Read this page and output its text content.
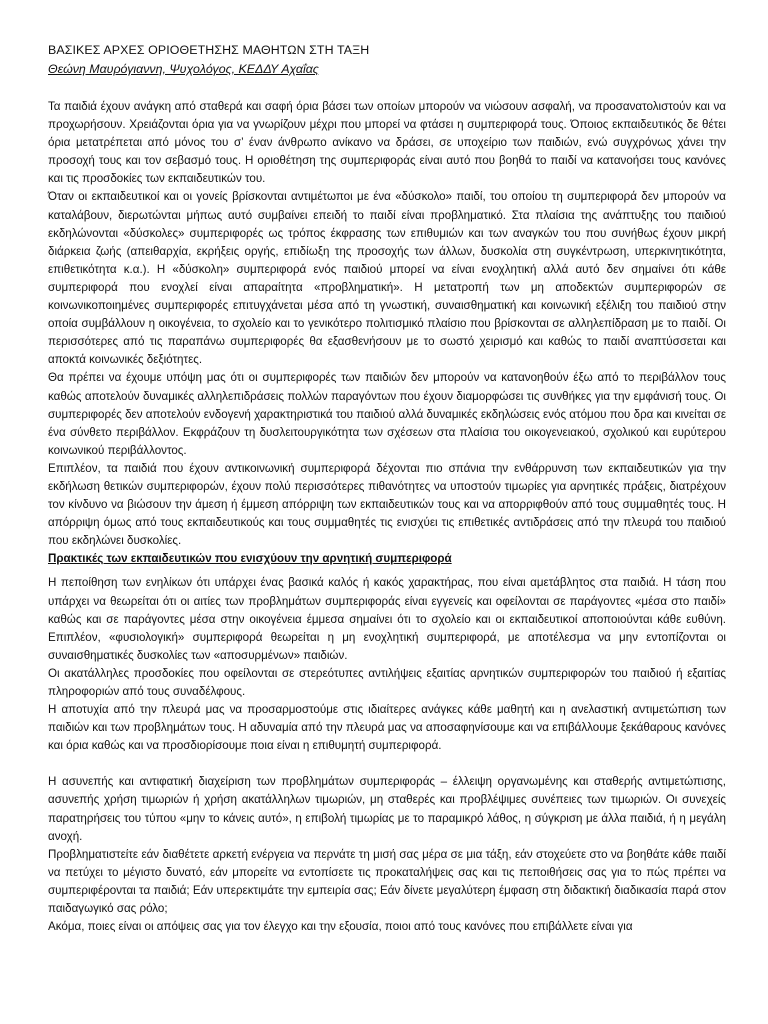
ΒΑΣΙΚΕΣ ΑΡΧΕΣ ΟΡΙΟΘΕΤΗΣΗΣ ΜΑΘΗΤΩΝ ΣΤΗ ΤΑΞΗ
Θεώνη Μαυρόγιαννη, Ψυχολόγος, ΚΕΔΔΥ Αχαΐας

Τα παιδιά έχουν ανάγκη από σταθερά και σαφή όρια βάσει των οποίων μπορούν να νιώσουν ασφαλή, να προσανατολιστούν και να προχωρήσουν. Χρειάζονται όρια για να γνωρίζουν μέχρι που μπορεί να φτάσει η συμπεριφορά τους. Όποιος εκπαιδευτικός δε θέτει όρια μετατρέπεται από μόνος του σ’ έναν άνθρωπο ανίκανο να δράσει, σε υποχείριο των παιδιών, ενώ συγχρόνως χάνει την προσοχή τους και τον σεβασμό τους. Η οριοθέτηση της συμπεριφοράς είναι αυτό που βοηθά το παιδί να κατανοήσει τους κανόνες και τις προσδοκίες των εκπαιδευτικών του.

Όταν οι εκπαιδευτικοί και οι γονείς βρίσκονται αντιμέτωποι με ένα «δύσκολο» παιδί, του οποίου τη συμπεριφορά δεν μπορούν να καταλάβουν, διερωτώνται μήπως αυτό συμβαίνει επειδή το παιδί είναι προβληματικό. Στα πλαίσια της ανάπτυξης του παιδιού εκδηλώνονται «δύσκολες» συμπεριφορές ως τρόπος έκφρασης των επιθυμιών και των αναγκών του που συνήθως έχουν μικρή διάρκεια ζωής (απειθαρχία, εκρήξεις οργής, επιδίωξη της προσοχής των άλλων, δυσκολία στη συγκέντρωση, υπερκινητικότητα, επιθετικότητα κ.α.). Η «δύσκολη» συμπεριφορά ενός παιδιού μπορεί να είναι ενοχλητική αλλά αυτό δεν σημαίνει ότι κάθε συμπεριφορά που ενοχλεί είναι απαραίτητα «προβληματική». Η μετατροπή των μη αποδεκτών συμπεριφορών σε κοινωνικοποιημένες συμπεριφορές επιτυγχάνεται μέσα από τη γνωστική, συναισθηματική και κοινωνική εξέλιξη του παιδιού στην οποία συμβάλλουν η οικογένεια, το σχολείο και το γενικότερο πολιτισμικό πλαίσιο που βρίσκονται σε αλληλεπίδραση με το παιδί. Οι περισσότερες από τις παραπάνω συμπεριφορές θα εξασθενήσουν με το σωστό χειρισμό και καθώς το παιδί αναπτύσσεται και αποκτά κοινωνικές δεξιότητες.

Θα πρέπει να έχουμε υπόψη μας ότι οι συμπεριφορές των παιδιών δεν μπορούν να κατανοηθούν έξω από το περιβάλλον τους καθώς αποτελούν δυναμικές αλληλεπιδράσεις πολλών παραγόντων που έχουν διαμορφώσει τις συνθήκες για την εμφάνισή τους. Οι συμπεριφορές δεν αποτελούν ενδογενή χαρακτηριστικά του παιδιού αλλά δυναμικές εκδηλώσεις ενός ατόμου που δρα και κινείται σε ένα σύνθετο περιβάλλον. Εκφράζουν τη δυσλειτουργικότητα των σχέσεων στα πλαίσια του οικογενειακού, σχολικού και ευρύτερου κοινωνικού περιβάλλοντος.

Επιπλέον, τα παιδιά που έχουν αντικοινωνική συμπεριφορά δέχονται πιο σπάνια την ενθάρρυνση των εκπαιδευτικών για την εκδήλωση θετικών συμπεριφορών, έχουν πολύ περισσότερες πιθανότητες να υποστούν τιμωρίες για αρνητικές πράξεις, διατρέχουν τον κίνδυνο να βιώσουν την άμεση ή έμμεση απόρριψη των εκπαιδευτικών τους και να απορριφθούν από τους συμμαθητές τους. Η απόρριψη όμως από τους εκπαιδευτικούς και τους συμμαθητές τις ενισχύει τις επιθετικές αντιδράσεις από την πλευρά του παιδιού που εκδηλώνει δυσκολίες.

Πρακτικές των εκπαιδευτικών που ενισχύουν την αρνητική συμπεριφορά

Η πεποίθηση των ενηλίκων ότι υπάρχει ένας βασικά καλός ή κακός χαρακτήρας, που είναι αμετάβλητος στα παιδιά. Η τάση που υπάρχει να θεωρείται ότι οι αιτίες των προβλημάτων συμπεριφοράς είναι εγγενείς και οφείλονται σε παράγοντες «μέσα στο παιδί» καθώς και σε παράγοντες μέσα στην οικογένεια έμμεσα σημαίνει ότι το σχολείο και οι εκπαιδευτικοί αποποιούνται κάθε ευθύνη. Επιπλέον, «φυσιολογική» συμπεριφορά θεωρείται η μη ενοχλητική συμπεριφορά, με αποτέλεσμα να μην εντοπίζονται οι συναισθηματικές δυσκολίες των «αποσυρμένων» παιδιών.

Οι ακατάλληλες προσδοκίες που οφείλονται σε στερεότυπες αντιλήψεις εξαιτίας αρνητικών συμπεριφορών του παιδιού ή εξαιτίας πληροφοριών από τους συναδέλφους.

Η αποτυχία από την πλευρά μας να προσαρμοστούμε στις ιδιαίτερες ανάγκες κάθε μαθητή και η ανελαστική αντιμετώπιση των παιδιών και των προβλημάτων τους. Η αδυναμία από την πλευρά μας να αποσαφηνίσουμε και να επιβάλλουμε ξεκάθαρους κανόνες και όρια καθώς και να προσδιορίσουμε ποια είναι η επιθυμητή συμπεριφορά.

Η ασυνεπής και αντιφατική διαχείριση των προβλημάτων συμπεριφοράς – έλλειψη οργανωμένης και σταθερής αντιμετώπισης, ασυνεπής χρήση τιμωριών ή χρήση ακατάλληλων τιμωριών, μη σταθερές και προβλέψιμες συνέπειες των τιμωριών. Οι συνεχείς παρατηρήσεις του τύπου «μην το κάνεις αυτό», η επιβολή τιμωρίας με το παραμικρό λάθος, η σύγκριση με άλλα παιδιά, ή η μεγάλη ανοχή.

Προβληματιστείτε εάν διαθέτετε αρκετή ενέργεια να περνάτε τη μισή σας μέρα σε μια τάξη, εάν στοχεύετε στο να βοηθάτε κάθε παιδί να πετύχει το μέγιστο δυνατό, εάν μπορείτε να εντοπίσετε τις προκαταλήψεις σας και τις πεποιθήσεις σας για το πώς πρέπει να συμπεριφέρονται τα παιδιά; Εάν υπερεκτιμάτε την εμπειρία σας; Εάν δίνετε μεγαλύτερη έμφαση στη διδακτική διαδικασία παρά στον παιδαγωγικό σας ρόλο;

Ακόμα, ποιες είναι οι απόψεις σας για τον έλεγχο και την εξουσία, ποιοι από τους κανόνες που επιβάλλετε είναι για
════════════════
• [THE PROBLEM] Give back the whole listing as it stands, minus its pictures.

• [RESULT OF THE EXERCISE]
Read this page and output its text content.
ΒΑΣΙΚΕΣ ΑΡΧΕΣ ΟΡΙΟΘΕΤΗΣΗΣ ΜΑΘΗΤΩΝ ΣΤΗ ΤΑΞΗ
Θεώνη Μαυρόγιαννη, Ψυχολόγος, ΚΕΔΔΥ Αχαΐας

Τα παιδιά έχουν ανάγκη από σταθερά και σαφή όρια βάσει των οποίων μπορούν να νιώσουν ασφαλή, να προσανατολιστούν και να προχωρήσουν. Χρειάζονται όρια για να γνωρίζουν μέχρι που μπορεί να φτάσει η συμπεριφορά τους. Όποιος εκπαιδευτικός δε θέτει όρια μετατρέπεται από μόνος του σ’ έναν άνθρωπο ανίκανο να δράσει, σε υποχείριο των παιδιών, ενώ συγχρόνως χάνει την προσοχή τους και τον σεβασμό τους. Η οριοθέτηση της συμπεριφοράς είναι αυτό που βοηθά το παιδί να κατανοήσει τους κανόνες και τις προσδοκίες των εκπαιδευτικών του.

Όταν οι εκπαιδευτικοί και οι γονείς βρίσκονται αντιμέτωποι με ένα «δύσκολο» παιδί, του οποίου τη συμπεριφορά δεν μπορούν να καταλάβουν, διερωτώνται μήπως αυτό συμβαίνει επειδή το παιδί είναι προβληματικό. Στα πλαίσια της ανάπτυξης του παιδιού εκδηλώνονται «δύσκολες» συμπεριφορές ως τρόπος έκφρασης των επιθυμιών και των αναγκών του που συνήθως έχουν μικρή διάρκεια ζωής (απειθαρχία, εκρήξεις οργής, επιδίωξη της προσοχής των άλλων, δυσκολία στη συγκέντρωση, υπερκινητικότητα, επιθετικότητα κ.α.). Η «δύσκολη» συμπεριφορά ενός παιδιού μπορεί να είναι ενοχλητική αλλά αυτό δεν σημαίνει ότι κάθε συμπεριφορά που ενοχλεί είναι απαραίτητα «προβληματική». Η μετατροπή των μη αποδεκτών συμπεριφορών σε κοινωνικοποιημένες συμπεριφορές επιτυγχάνεται μέσα από τη γνωστική, συναισθηματική και κοινωνική εξέλιξη του παιδιού στην οποία συμβάλλουν η οικογένεια, το σχολείο και το γενικότερο πολιτισμικό πλαίσιο που βρίσκονται σε αλληλεπίδραση με το παιδί. Οι περισσότερες από τις παραπάνω συμπεριφορές θα εξασθενήσουν με το σωστό χειρισμό και καθώς το παιδί αναπτύσσεται και αποκτά κοινωνικές δεξιότητες.

Θα πρέπει να έχουμε υπόψη μας ότι οι συμπεριφορές των παιδιών δεν μπορούν να κατανοηθούν έξω από το περιβάλλον τους καθώς αποτελούν δυναμικές αλληλεπιδράσεις πολλών παραγόντων που έχουν διαμορφώσει τις συνθήκες για την εμφάνισή τους. Οι συμπεριφορές δεν αποτελούν ενδογενή χαρακτηριστικά του παιδιού αλλά δυναμικές εκδηλώσεις ενός ατόμου που δρα και κινείται σε ένα σύνθετο περιβάλλον. Εκφράζουν τη δυσλειτουργικότητα των σχέσεων στα πλαίσια του οικογενειακού, σχολικού και ευρύτερου κοινωνικού περιβάλλοντος.

Επιπλέον, τα παιδιά που έχουν αντικοινωνική συμπεριφορά δέχονται πιο σπάνια την ενθάρρυνση των εκπαιδευτικών για την εκδήλωση θετικών συμπεριφορών, έχουν πολύ περισσότερες πιθανότητες να υποστούν τιμωρίες για αρνητικές πράξεις, διατρέχουν τον κίνδυνο να βιώσουν την άμεση ή έμμεση απόρριψη των εκπαιδευτικών τους και να απορριφθούν από τους συμμαθητές τους. Η απόρριψη όμως από τους εκπαιδευτικούς και τους συμμαθητές τις ενισχύει τις επιθετικές αντιδράσεις από την πλευρά του παιδιού που εκδηλώνει δυσκολίες.

Πρακτικές των εκπαιδευτικών που ενισχύουν την αρνητική συμπεριφορά

Η πεποίθηση των ενηλίκων ότι υπάρχει ένας βασικά καλός ή κακός χαρακτήρας, που είναι αμετάβλητος στα παιδιά. Η τάση που υπάρχει να θεωρείται ότι οι αιτίες των προβλημάτων συμπεριφοράς είναι εγγενείς και οφείλονται σε παράγοντες «μέσα στο παιδί» καθώς και σε παράγοντες μέσα στην οικογένεια έμμεσα σημαίνει ότι το σχολείο και οι εκπαιδευτικοί αποποιούνται κάθε ευθύνη. Επιπλέον, «φυσιολογική» συμπεριφορά θεωρείται η μη ενοχλητική συμπεριφορά, με αποτέλεσμα να μην εντοπίζονται οι συναισθηματικές δυσκολίες των «αποσυρμένων» παιδιών.

Οι ακατάλληλες προσδοκίες που οφείλονται σε στερεότυπες αντιλήψεις εξαιτίας αρνητικών συμπεριφορών του παιδιού ή εξαιτίας πληροφοριών από τους συναδέλφους.

Η αποτυχία από την πλευρά μας να προσαρμοστούμε στις ιδιαίτερες ανάγκες κάθε μαθητή και η ανελαστική αντιμετώπιση των παιδιών και των προβλημάτων τους. Η αδυναμία από την πλευρά μας να αποσαφηνίσουμε και να επιβάλλουμε ξεκάθαρους κανόνες και όρια καθώς και να προσδιορίσουμε ποια είναι η επιθυμητή συμπεριφορά.

Η ασυνεπής και αντιφατική διαχείριση των προβλημάτων συμπεριφοράς – έλλειψη οργανωμένης και σταθερής αντιμετώπισης, ασυνεπής χρήση τιμωριών ή χρήση ακατάλληλων τιμωριών, μη σταθερές και προβλέψιμες συνέπειες των τιμωριών. Οι συνεχείς παρατηρήσεις του τύπου «μην το κάνεις αυτό», η επιβολή τιμωρίας με το παραμικρό λάθος, η σύγκριση με άλλα παιδιά, ή η μεγάλη ανοχή.

Προβληματιστείτε εάν διαθέτετε αρκετή ενέργεια να περνάτε τη μισή σας μέρα σε μια τάξη, εάν στοχεύετε στο να βοηθάτε κάθε παιδί να πετύχει το μέγιστο δυνατό, εάν μπορείτε να εντοπίσετε τις προκαταλήψεις σας και τις πεποιθήσεις σας για το πώς πρέπει να συμπεριφέρονται τα παιδιά; Εάν υπερεκτιμάτε την εμπειρία σας; Εάν δίνετε μεγαλύτερη έμφαση στη διδακτική διαδικασία παρά στον παιδαγωγικό σας ρόλο;

Ακόμα, ποιες είναι οι απόψεις σας για τον έλεγχο και την εξουσία, ποιοι από τους κανόνες που επιβάλλετε είναι για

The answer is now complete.